Start of DATASET

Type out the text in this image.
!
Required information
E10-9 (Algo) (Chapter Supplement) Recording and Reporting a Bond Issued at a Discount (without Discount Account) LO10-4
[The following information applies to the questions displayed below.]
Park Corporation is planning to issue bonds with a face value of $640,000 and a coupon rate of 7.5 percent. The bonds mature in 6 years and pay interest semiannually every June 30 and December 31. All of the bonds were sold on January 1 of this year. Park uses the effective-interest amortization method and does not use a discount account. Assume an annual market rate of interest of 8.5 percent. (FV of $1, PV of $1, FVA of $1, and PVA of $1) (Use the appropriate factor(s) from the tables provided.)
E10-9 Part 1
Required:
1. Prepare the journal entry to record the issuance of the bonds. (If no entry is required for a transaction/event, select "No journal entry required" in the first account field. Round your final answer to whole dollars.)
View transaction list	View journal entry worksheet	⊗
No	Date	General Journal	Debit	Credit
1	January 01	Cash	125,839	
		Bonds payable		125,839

End of DATASET
Start of DATASET

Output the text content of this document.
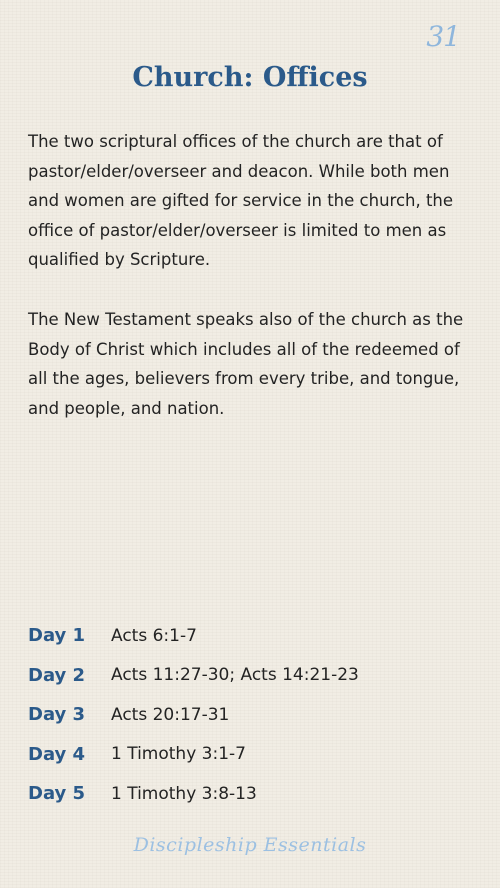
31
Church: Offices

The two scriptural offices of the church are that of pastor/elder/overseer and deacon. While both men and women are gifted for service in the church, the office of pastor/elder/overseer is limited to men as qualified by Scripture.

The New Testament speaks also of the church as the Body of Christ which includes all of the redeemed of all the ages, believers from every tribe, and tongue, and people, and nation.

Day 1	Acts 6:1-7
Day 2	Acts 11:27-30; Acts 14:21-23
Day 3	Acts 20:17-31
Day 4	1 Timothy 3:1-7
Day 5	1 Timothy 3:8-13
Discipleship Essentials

End of DATASET
Start of DATASET

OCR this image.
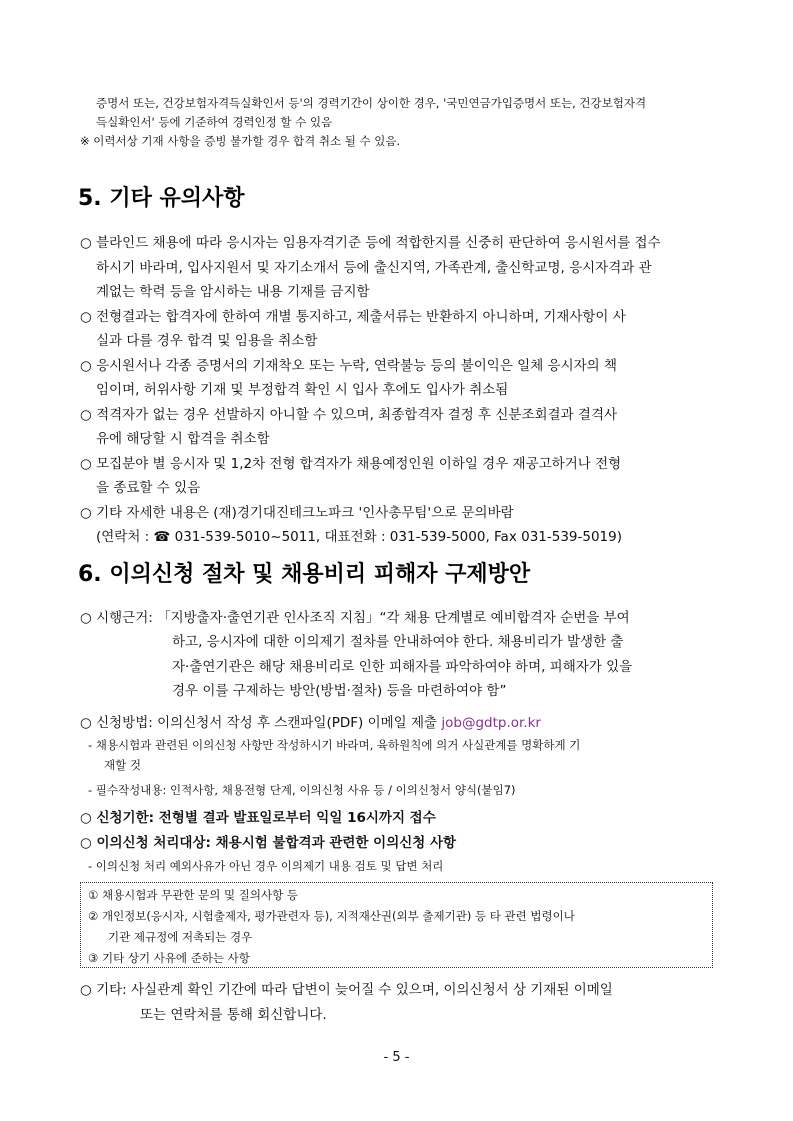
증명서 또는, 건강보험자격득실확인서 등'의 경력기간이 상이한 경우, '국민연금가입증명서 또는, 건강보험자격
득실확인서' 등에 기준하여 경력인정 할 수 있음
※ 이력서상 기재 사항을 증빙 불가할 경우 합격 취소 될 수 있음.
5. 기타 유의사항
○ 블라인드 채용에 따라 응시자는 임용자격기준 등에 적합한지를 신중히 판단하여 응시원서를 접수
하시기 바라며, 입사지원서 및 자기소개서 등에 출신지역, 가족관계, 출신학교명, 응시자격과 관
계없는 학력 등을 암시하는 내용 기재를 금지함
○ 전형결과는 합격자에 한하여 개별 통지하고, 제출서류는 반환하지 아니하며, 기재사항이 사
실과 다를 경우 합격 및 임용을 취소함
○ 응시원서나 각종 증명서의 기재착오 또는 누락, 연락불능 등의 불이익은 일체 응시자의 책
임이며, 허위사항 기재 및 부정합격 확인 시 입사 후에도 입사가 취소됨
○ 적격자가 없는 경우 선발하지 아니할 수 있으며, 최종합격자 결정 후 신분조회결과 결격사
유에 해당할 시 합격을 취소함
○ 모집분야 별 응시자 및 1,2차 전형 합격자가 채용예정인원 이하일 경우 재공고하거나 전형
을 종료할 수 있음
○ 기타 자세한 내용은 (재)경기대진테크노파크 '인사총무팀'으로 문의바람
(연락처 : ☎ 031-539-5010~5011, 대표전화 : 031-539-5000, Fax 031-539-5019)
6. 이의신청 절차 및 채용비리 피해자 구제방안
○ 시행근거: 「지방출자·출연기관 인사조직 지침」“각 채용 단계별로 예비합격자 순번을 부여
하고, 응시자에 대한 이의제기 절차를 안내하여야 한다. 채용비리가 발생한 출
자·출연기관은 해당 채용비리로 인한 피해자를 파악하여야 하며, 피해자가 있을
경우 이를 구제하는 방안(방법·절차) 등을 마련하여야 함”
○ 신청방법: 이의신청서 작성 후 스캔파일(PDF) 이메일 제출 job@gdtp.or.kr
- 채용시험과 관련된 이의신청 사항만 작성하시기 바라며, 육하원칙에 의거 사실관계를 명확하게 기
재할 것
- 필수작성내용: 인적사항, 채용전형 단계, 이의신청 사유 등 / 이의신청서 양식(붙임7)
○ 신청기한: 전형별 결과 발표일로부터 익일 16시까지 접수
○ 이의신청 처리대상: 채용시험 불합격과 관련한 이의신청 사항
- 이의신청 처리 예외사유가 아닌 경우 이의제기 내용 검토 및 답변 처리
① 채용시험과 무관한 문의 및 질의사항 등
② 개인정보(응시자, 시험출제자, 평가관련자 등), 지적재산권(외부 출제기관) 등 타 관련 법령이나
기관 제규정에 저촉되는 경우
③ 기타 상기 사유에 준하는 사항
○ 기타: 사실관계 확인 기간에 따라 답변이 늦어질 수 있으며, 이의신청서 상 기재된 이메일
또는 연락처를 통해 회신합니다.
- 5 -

End of DATASET

WRITTEN PROBLEM:
Make a list of all lines in the data that contain "information".

SOLVED PROBLEM:
Required information
[The following information applies to the questions displayed below.]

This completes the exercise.